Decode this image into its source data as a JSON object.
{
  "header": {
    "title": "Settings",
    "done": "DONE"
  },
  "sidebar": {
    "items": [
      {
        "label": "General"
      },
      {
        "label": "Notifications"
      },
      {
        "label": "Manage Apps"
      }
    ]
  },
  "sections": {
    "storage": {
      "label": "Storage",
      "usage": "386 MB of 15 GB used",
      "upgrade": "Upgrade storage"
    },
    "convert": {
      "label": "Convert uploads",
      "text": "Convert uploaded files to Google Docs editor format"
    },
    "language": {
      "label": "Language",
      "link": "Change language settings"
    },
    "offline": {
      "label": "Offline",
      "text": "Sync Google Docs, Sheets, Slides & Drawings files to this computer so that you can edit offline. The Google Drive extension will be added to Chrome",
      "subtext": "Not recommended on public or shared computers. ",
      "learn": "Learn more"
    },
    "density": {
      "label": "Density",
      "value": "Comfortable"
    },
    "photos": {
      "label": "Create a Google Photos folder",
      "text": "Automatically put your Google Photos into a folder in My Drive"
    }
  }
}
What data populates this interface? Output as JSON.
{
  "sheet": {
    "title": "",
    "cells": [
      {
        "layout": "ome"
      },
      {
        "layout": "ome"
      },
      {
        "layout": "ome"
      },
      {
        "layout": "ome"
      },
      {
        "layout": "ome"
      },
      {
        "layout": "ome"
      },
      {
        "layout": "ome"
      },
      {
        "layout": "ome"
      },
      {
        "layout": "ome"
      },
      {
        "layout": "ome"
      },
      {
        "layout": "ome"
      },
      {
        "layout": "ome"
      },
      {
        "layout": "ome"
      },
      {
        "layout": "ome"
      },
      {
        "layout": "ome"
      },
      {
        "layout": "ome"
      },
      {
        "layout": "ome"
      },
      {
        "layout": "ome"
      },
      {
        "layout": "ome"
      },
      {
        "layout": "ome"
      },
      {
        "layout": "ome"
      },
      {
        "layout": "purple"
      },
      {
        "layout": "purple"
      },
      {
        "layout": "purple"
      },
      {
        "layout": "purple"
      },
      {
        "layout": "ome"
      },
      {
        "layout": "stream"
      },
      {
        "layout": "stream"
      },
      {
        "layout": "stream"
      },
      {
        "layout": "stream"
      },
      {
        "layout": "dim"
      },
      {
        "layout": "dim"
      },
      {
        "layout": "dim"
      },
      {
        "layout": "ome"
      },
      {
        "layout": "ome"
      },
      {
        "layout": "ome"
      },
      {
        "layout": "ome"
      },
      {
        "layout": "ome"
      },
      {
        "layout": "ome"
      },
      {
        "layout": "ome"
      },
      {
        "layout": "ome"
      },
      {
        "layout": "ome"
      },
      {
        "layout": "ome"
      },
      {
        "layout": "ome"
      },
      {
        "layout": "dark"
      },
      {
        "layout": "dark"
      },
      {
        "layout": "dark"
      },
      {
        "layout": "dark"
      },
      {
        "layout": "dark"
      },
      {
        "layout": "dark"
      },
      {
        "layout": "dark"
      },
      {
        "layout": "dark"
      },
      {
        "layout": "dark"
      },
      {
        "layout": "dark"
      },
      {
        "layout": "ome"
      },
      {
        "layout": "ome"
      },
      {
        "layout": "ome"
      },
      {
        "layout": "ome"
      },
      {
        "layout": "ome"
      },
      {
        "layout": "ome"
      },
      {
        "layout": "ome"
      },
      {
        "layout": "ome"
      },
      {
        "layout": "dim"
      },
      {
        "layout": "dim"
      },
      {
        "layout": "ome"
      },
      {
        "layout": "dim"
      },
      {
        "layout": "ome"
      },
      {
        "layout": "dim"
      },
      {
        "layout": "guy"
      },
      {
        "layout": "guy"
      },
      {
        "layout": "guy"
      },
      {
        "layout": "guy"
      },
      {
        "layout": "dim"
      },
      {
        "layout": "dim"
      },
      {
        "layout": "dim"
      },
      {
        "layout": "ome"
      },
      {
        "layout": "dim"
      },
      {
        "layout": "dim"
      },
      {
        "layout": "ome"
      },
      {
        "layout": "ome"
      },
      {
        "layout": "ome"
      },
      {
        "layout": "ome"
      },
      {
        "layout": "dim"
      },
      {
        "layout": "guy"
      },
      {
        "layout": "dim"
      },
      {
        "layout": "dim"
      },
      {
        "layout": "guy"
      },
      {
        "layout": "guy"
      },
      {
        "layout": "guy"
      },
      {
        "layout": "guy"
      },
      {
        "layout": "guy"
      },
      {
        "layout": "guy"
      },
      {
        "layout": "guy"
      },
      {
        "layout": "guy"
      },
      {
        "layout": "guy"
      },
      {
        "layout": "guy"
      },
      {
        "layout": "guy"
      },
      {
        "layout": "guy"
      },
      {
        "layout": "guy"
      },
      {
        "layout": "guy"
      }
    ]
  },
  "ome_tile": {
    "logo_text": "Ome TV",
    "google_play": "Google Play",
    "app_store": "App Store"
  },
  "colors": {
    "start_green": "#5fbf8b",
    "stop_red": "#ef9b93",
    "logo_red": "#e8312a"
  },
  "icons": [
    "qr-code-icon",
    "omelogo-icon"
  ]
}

----------

Within the data above, pick out all lines holding the word "Drive".

SOLUTION:
      "text": "Sync Google Docs, Sheets, Slides & Drawings files to this computer so that you can edit offline. The Google Drive extension will be added to Chrome",
      "text": "Automatically put your Google Photos into a folder in My Drive"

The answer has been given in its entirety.